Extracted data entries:
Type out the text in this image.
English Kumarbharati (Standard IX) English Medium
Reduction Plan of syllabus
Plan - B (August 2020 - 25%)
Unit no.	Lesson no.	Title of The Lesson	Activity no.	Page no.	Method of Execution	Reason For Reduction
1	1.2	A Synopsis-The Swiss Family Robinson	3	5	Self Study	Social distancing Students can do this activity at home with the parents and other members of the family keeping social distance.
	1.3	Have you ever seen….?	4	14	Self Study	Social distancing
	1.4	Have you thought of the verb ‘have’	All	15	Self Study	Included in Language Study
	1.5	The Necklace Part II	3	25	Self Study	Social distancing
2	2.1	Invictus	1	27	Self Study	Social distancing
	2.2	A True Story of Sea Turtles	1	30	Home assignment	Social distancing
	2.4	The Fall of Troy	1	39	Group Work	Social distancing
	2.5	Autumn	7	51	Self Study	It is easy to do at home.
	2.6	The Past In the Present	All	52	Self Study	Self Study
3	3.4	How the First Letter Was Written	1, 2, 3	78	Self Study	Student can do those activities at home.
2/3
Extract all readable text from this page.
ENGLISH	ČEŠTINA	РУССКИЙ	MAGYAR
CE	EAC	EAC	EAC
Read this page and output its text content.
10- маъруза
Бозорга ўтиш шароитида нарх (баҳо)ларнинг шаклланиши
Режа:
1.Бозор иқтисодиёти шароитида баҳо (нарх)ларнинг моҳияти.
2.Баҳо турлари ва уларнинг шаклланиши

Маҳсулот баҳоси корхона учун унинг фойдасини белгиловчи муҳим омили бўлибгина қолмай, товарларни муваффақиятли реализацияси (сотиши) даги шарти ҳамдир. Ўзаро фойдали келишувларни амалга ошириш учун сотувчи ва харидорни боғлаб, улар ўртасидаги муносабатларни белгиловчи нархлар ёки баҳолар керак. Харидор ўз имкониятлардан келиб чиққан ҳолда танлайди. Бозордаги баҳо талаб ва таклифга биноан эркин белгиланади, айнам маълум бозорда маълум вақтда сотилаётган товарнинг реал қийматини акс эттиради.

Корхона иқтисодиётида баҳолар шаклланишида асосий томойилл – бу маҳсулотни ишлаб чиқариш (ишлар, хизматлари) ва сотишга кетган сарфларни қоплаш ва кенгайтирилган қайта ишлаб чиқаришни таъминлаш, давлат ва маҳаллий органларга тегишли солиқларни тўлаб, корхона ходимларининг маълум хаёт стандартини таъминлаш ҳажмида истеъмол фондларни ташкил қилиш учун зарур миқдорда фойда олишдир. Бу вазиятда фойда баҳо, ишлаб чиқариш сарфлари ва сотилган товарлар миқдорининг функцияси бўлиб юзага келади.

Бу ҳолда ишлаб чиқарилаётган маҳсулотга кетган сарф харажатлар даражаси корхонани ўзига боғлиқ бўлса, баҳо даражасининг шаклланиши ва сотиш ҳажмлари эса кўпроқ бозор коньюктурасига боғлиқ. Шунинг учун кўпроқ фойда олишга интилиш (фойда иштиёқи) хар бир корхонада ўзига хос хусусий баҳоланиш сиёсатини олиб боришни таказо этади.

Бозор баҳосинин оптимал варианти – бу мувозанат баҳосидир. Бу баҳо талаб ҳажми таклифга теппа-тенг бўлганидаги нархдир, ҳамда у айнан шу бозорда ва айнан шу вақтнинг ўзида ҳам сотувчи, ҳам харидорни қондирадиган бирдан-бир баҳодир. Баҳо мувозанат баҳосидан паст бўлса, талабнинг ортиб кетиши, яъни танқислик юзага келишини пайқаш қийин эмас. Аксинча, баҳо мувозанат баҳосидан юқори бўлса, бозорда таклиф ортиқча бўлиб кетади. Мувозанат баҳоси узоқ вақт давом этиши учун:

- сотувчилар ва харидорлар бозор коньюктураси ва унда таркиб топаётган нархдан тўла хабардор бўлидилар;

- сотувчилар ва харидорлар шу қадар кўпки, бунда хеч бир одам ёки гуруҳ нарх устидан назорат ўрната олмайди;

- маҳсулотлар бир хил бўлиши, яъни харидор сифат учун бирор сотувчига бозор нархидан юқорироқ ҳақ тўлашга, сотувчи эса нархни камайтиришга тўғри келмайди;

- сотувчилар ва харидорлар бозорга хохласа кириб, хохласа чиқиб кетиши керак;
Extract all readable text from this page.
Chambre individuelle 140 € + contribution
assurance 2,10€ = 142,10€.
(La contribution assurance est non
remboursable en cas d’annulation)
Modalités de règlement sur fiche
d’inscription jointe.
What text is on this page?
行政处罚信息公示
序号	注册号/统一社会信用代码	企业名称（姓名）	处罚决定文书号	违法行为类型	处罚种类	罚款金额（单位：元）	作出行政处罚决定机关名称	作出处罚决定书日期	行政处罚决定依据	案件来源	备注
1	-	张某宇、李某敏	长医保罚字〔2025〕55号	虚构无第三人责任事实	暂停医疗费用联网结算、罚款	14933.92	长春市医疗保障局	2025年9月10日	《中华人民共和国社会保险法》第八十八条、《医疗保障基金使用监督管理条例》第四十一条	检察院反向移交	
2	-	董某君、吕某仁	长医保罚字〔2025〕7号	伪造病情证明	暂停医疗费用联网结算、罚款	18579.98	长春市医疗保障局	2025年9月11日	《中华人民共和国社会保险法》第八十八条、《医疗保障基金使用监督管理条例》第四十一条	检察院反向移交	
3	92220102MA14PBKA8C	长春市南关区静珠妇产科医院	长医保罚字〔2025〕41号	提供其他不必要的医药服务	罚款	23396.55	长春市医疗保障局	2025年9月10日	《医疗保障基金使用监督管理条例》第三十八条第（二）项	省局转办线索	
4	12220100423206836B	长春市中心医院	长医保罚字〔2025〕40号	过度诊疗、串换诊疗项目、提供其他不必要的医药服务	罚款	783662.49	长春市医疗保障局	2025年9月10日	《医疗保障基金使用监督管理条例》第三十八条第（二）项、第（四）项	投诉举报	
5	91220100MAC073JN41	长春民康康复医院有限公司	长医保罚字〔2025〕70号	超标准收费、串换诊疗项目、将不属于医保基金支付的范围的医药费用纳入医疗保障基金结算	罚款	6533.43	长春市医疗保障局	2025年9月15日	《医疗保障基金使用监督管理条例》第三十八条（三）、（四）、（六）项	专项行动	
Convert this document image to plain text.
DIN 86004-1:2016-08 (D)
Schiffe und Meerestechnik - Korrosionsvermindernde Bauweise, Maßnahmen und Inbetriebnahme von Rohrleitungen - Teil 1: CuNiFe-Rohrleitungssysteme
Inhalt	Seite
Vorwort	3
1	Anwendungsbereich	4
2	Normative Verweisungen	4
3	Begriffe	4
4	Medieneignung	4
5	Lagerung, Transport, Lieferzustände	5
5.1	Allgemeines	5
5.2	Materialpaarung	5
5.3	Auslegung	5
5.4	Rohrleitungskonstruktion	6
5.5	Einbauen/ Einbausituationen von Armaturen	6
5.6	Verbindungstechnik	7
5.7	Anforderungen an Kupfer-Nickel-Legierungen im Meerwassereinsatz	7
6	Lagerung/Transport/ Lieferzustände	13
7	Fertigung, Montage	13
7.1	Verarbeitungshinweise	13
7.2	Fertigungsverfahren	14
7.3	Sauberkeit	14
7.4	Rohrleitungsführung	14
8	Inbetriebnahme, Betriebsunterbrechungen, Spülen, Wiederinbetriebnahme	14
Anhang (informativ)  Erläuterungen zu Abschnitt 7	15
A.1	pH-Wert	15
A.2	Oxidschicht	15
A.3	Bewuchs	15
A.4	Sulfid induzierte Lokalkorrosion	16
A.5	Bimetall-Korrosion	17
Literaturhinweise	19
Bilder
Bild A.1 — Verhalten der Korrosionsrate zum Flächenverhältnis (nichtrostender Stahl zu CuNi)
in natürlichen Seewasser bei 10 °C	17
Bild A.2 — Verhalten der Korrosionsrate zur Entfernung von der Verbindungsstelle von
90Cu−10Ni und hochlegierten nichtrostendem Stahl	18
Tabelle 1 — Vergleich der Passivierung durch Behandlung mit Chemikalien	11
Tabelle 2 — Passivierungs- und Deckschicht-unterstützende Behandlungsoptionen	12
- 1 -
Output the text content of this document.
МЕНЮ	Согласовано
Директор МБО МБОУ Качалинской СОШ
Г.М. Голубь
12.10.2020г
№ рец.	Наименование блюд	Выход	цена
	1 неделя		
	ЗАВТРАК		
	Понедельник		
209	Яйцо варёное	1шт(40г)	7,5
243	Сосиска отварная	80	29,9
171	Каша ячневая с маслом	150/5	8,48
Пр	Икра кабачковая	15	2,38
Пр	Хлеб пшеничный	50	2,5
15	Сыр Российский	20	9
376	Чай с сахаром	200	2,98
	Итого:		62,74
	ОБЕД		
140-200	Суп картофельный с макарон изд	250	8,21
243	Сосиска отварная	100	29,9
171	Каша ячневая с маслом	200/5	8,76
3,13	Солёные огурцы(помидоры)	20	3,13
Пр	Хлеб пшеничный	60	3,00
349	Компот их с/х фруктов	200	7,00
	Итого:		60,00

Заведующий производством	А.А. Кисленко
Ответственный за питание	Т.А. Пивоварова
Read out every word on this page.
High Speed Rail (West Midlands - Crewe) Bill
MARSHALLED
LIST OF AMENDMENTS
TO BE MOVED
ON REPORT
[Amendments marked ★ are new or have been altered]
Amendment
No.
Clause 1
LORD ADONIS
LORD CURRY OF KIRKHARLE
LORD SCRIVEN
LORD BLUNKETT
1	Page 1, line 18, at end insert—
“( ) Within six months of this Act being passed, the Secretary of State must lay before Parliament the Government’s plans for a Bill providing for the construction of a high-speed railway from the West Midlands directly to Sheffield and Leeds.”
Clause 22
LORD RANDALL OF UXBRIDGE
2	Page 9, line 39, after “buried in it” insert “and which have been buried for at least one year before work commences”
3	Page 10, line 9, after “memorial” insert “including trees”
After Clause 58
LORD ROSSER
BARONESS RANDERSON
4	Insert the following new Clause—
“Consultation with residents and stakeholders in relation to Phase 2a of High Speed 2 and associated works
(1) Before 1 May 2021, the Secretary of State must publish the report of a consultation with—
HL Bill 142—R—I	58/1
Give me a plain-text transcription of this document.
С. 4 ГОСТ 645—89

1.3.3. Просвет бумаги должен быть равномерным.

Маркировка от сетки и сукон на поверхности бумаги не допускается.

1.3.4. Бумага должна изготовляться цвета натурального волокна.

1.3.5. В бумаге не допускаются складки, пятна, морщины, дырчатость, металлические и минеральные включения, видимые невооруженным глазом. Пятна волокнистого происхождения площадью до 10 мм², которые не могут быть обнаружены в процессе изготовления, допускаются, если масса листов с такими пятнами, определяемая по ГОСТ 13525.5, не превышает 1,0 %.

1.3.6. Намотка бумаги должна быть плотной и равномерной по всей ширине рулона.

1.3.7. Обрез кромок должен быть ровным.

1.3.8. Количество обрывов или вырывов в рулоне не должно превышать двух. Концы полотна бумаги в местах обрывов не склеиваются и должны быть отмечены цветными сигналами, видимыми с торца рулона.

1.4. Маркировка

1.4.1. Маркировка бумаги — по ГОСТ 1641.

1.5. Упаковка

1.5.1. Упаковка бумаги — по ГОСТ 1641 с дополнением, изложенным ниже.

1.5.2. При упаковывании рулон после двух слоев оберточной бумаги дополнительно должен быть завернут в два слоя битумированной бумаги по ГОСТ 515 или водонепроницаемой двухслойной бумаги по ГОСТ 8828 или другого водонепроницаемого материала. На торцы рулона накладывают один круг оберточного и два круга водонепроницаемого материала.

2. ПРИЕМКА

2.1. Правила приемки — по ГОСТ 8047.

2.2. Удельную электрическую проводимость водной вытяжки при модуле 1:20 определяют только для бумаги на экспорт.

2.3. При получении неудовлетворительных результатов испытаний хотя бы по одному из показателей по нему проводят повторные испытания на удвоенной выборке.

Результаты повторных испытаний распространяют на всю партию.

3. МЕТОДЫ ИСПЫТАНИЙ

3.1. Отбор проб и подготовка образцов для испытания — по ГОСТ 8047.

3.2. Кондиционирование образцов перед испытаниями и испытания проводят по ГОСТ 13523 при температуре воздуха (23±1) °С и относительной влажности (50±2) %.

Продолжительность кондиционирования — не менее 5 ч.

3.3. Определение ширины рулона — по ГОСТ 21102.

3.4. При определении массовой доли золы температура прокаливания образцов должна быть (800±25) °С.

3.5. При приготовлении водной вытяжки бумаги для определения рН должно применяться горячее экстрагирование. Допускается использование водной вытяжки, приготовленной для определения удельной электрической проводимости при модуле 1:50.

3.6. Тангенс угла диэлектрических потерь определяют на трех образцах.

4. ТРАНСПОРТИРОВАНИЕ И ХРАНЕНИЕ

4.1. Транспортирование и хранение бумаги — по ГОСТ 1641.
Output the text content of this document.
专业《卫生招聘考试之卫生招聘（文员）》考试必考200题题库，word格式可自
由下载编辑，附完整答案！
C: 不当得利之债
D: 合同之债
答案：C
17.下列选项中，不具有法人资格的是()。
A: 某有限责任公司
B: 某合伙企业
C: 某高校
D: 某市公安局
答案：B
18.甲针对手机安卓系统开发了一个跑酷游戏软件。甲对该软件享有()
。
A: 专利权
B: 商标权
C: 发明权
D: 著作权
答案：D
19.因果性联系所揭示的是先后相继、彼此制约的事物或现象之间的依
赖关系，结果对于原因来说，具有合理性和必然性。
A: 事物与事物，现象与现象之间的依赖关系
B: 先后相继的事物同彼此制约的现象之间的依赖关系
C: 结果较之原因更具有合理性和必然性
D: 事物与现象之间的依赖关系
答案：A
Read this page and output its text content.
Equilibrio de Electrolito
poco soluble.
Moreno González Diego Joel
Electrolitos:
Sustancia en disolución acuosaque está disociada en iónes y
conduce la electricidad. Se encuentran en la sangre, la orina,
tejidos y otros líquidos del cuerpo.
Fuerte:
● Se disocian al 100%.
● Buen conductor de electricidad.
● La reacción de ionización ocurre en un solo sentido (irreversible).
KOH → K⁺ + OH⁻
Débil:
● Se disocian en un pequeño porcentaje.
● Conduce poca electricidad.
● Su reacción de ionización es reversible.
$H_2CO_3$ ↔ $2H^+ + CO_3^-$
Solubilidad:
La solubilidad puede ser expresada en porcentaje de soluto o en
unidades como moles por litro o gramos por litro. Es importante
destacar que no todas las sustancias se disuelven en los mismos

▸ TASK DIRECTIONS: Your answer should be a single number: the count of lines containing the word "LORD".

▸ SOLUTION TO THIS EXERCISE: 6